## Begin RECORDS TO PROCESS

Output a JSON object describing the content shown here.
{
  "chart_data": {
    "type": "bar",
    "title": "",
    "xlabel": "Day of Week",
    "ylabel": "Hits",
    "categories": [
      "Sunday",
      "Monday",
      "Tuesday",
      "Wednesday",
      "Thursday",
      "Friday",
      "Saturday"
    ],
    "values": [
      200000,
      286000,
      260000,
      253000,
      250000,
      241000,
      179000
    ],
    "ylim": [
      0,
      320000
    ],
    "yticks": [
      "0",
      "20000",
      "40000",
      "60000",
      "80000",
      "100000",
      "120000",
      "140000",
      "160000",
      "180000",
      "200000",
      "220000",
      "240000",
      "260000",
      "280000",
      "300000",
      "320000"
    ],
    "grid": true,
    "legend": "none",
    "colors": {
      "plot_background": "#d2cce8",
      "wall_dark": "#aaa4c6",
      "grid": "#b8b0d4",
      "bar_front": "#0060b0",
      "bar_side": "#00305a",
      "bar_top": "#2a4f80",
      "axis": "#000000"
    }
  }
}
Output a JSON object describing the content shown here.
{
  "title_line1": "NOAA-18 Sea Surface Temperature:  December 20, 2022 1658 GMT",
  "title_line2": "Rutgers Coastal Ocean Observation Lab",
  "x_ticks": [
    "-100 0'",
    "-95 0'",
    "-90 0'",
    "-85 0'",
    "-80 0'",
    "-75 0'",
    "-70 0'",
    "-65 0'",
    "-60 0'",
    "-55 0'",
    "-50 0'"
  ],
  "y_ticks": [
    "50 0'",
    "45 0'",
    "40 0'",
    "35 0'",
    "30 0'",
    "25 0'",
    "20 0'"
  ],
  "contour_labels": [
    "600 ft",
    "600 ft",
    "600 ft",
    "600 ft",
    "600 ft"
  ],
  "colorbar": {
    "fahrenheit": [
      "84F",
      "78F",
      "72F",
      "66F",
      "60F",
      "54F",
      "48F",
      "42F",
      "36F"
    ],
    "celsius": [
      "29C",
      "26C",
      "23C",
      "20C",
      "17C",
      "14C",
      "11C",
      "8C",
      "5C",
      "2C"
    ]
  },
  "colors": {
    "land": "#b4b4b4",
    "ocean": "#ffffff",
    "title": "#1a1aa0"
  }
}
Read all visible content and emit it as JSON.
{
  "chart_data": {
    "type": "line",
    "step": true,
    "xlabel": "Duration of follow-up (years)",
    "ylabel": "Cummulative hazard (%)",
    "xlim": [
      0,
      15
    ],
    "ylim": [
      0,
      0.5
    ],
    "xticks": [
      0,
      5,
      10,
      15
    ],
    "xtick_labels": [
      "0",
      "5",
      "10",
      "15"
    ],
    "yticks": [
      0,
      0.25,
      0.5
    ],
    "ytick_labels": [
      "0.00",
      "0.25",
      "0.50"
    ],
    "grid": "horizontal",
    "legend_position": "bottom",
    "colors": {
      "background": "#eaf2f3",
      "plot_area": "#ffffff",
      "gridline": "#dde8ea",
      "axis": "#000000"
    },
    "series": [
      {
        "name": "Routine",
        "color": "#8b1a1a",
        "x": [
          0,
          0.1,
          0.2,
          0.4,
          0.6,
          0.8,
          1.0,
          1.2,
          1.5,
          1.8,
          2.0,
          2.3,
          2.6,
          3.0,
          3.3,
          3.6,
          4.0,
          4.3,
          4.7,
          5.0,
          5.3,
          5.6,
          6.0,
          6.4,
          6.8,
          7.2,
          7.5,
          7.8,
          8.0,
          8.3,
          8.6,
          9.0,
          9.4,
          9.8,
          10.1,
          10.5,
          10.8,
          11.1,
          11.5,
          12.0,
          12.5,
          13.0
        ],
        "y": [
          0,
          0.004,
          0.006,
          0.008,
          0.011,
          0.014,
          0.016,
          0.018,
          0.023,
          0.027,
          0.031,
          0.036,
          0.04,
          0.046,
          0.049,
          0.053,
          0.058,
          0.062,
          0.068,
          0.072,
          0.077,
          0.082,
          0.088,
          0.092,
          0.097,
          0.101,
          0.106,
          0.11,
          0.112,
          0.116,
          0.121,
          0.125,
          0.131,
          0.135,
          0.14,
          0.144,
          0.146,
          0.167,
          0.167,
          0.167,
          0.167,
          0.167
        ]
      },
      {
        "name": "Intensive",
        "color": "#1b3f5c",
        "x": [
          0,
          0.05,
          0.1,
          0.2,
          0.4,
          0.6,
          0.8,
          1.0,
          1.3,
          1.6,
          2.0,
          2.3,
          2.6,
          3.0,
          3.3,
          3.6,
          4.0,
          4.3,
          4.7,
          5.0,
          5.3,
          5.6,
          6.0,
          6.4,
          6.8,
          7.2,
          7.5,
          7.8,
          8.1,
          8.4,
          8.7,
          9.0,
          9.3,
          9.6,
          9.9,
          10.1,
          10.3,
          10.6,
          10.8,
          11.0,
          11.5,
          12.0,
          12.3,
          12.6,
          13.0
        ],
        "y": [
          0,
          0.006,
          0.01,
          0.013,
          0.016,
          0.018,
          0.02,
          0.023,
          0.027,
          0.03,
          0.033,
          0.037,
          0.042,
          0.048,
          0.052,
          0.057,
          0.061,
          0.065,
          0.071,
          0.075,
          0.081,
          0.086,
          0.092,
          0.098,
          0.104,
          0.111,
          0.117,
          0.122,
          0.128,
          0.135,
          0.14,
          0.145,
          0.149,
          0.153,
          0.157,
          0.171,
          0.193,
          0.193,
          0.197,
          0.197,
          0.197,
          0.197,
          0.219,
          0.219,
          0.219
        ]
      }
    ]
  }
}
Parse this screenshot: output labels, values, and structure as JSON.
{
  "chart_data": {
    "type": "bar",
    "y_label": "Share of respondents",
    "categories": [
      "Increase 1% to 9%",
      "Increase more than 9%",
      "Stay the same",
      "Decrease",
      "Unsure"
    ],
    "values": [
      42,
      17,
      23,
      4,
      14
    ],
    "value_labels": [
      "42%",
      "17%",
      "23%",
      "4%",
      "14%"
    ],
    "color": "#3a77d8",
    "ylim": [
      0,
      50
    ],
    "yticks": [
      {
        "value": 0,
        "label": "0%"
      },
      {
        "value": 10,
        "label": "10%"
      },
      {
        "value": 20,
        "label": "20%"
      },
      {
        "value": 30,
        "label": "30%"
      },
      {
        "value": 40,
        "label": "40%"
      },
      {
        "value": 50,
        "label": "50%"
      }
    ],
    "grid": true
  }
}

## End RECORDS TO PROCESS

TASK STATEMENT: Find the lines above holding the word "xlabel" and show them.

WRITTEN SOLUTION:
    "xlabel": "Day of Week",
    "xlabel": "Duration of follow-up (years)",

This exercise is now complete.